------ Stored records

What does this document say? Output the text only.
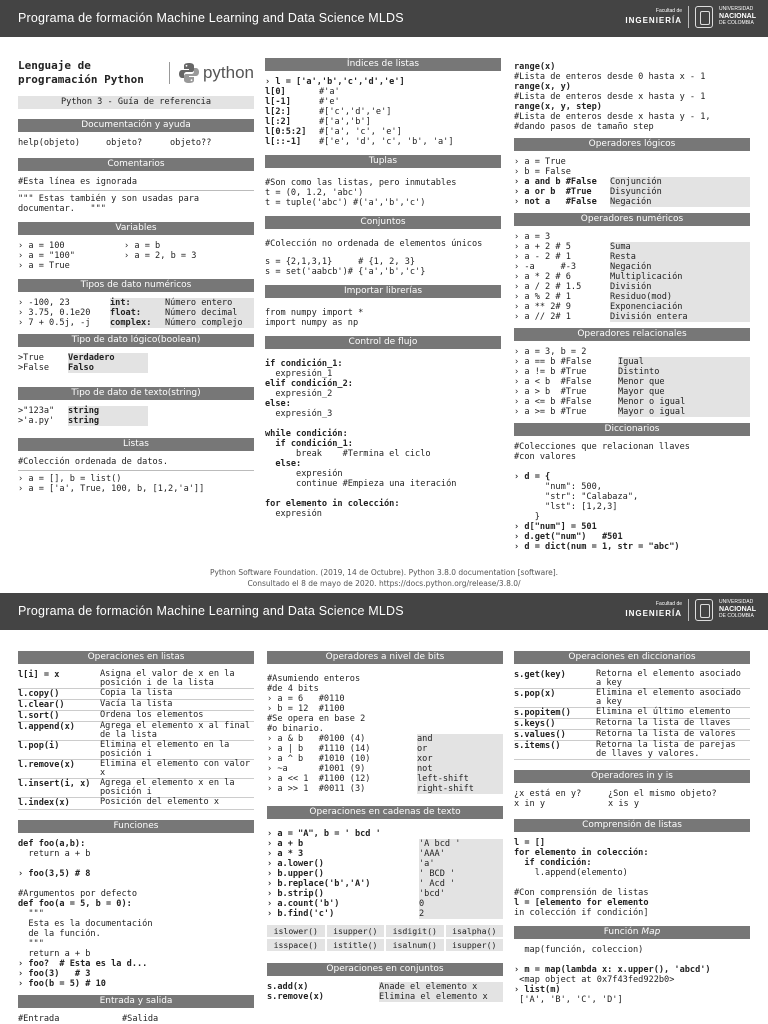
Programa de formación Machine Learning and Data Science MLDS
Facultad de
INGENIERÍA
UNIVERSIDAD
NACIONAL
DE COLOMBIA
Lenguaje de
programación Python	python
Python 3 - Guía de referencia
Documentación y ayuda
help(objeto)	objeto?	objeto??
Comentarios
#Esta línea es ignorada
""" Estas también y son usadas para
documentar.   """
Variables
› a = 100	› a = b
› a = "100"	› a = 2, b = 3
› a = True
Tipos de dato numéricos
› -100, 23	int:	Número entero
› 3.75, 0.1e20	float:	Número decimal
› 7 + 0.5j, -j	complex:	Número complejo
Tipo de dato lógico(boolean)
>True	Verdadero
>False	Falso
Tipo de dato de texto(string)
>"123a"	string
>'a.py'	string
Listas
#Colección ordenada de datos.
› a = [], b = list()
› a = ['a', True, 100, b, [1,2,'a']]
Índices de listas
› l = ['a','b','c','d','e']
l[0]	#'a'
l[-1]	#'e'
l[2:]	#['c','d','e']
l[:2]	#['a','b']
l[0:5:2]	#['a', 'c', 'e']
l[::-1]	#['e', 'd', 'c', 'b', 'a']
Tuplas
#Son como las listas, pero inmutables
t = (0, 1.2, 'abc')
t = tuple('abc') #('a','b','c')
Conjuntos
#Colección no ordenada de elementos únicos
s = {2,1,3,1}     # {1, 2, 3}
s = set('aabcb')# {'a','b','c'}
Importar librerías
from numpy import *
import numpy as np
Control de flujo
if condición_1:
expresión_1
elif condición_2:
expresión_2
else:
expresión_3
while condición:
if condición_1:
break    #Termina el ciclo
else:
expresión
continue #Empieza una iteración
for elemento in colección:
expresión
range(x)
#Lista de enteros desde 0 hasta x - 1
range(x, y)
#Lista de enteros desde x hasta y - 1
range(x, y, step)
#Lista de enteros desde x hasta y - 1,
#dando pasos de tamaño step
Operadores lógicos
› a = True
› b = False
› a and b #False	Conjunción
› a or b  #True	Disyunción
› not a   #False	Negación
Operadores numéricos
› a = 3
› a + 2 # 5	Suma
› a - 2 # 1	Resta
› -a     #-3	Negación
› a * 2 # 6	Multiplicación
› a / 2 # 1.5	División
› a % 2 # 1	Residuo(mod)
› a ** 2# 9	Exponenciación
› a // 2# 1	División entera
Operadores relacionales
› a = 3, b = 2
› a == b #False	Igual
› a != b #True	Distinto
› a < b  #False	Menor que
› a > b  #True	Mayor que
› a <= b #False	Menor o igual
› a >= b #True	Mayor o igual
Diccionarios
#Colecciones que relacionan llaves
#con valores
› d = {
"num": 500,
"str": "Calabaza",
"lst": [1,2,3]
}
› d["num"] = 501
› d.get("num")   #501
› d = dict(num = 1, str = "abc")
Python Software Foundation. (2019, 14 de Octubre). Python 3.8.0 documentation [software].
Consultado el 8 de mayo de 2020. https://docs.python.org/release/3.8.0/
Programa de formación Machine Learning and Data Science MLDS
Facultad de
INGENIERÍA
UNIVERSIDAD
NACIONAL
DE COLOMBIA
Operaciones en listas
l[i] = x	Asigna el valor de x en la posición i de la lista
l.copy()	Copia la lista
l.clear()	Vacía la lista
l.sort()	Ordena los elementos
l.append(x)	Agrega el elemento x al final de la lista
l.pop(i)	Elimina el elemento en la posición i
l.remove(x)	Elimina el elemento con valor x
l.insert(i, x)	Agrega el elemento x en la posición i
l.index(x)	Posición del elemento x
Funciones
def foo(a,b):
return a + b
› foo(3,5) # 8
#Argumentos por defecto
def foo(a = 5, b = 0):
"""
Esta es la documentación
de la función.
"""
return a + b
› foo?  # Esta es la d...
› foo(3)   # 3
› foo(b = 5) # 10
Entrada y salida
#Entrada	#Salida
Operadores a nivel de bits
#Asumiendo enteros
#de 4 bits
› a = 6   #0110
› b = 12  #1100
#Se opera en base 2
#o binario.
› a & b   #0100 (4)	and
› a | b   #1110 (14)	or
› a ^ b   #1010 (10)	xor
› ~a      #1001 (9)	not
› a << 1  #1100 (12)	left-shift
› a >> 1  #0011 (3)	right-shift
Operaciones en cadenas de texto
› a = "A", b = ' bcd '
› a + b	'A bcd '
› a * 3	'AAA'
› a.lower()	'a'
› b.upper()	' BCD '
› b.replace('b','A')	' Acd '
› b.strip()	'bcd'
› a.count('b')	0
› b.find('c')	2
islower()	isupper()	isdigit()	isalpha()
isspace()	istitle()	isalnum()	isupper()
Operaciones en conjuntos
s.add(x)	Anade el elemento x
s.remove(x)	Elimina el elemento x
Operaciones en diccionarios
s.get(key)	Retorna el elemento asociado a key
s.pop(x)	Elimina el elemento asociado a key
s.popitem()	Elimina el último elemento
s.keys()	Retorna la lista de llaves
s.values()	Retorna la lista de valores
s.items()	Retorna la lista de parejas de llaves y valores.
Operadores in y is
¿x está en y?	¿Son el mismo objeto?
x in y	x is y
Comprensión de listas
l = []
for elemento in colección:
if condición:
l.append(elemento)
#Con comprensión de listas
l = [elemento for elemento
in colección if condición]
Función Map
map(función, coleccion)
› m = map(lambda x: x.upper(), 'abcd')
<map object at 0x7f43fed922b0>
› list(m)
['A', 'B', 'C', 'D']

------------

Go through the listing above and pull out each line containing the word "asociado".

**Task answer:**
s.get(key)	Retorna el elemento asociado a key
s.pop(x)	Elimina el elemento asociado a key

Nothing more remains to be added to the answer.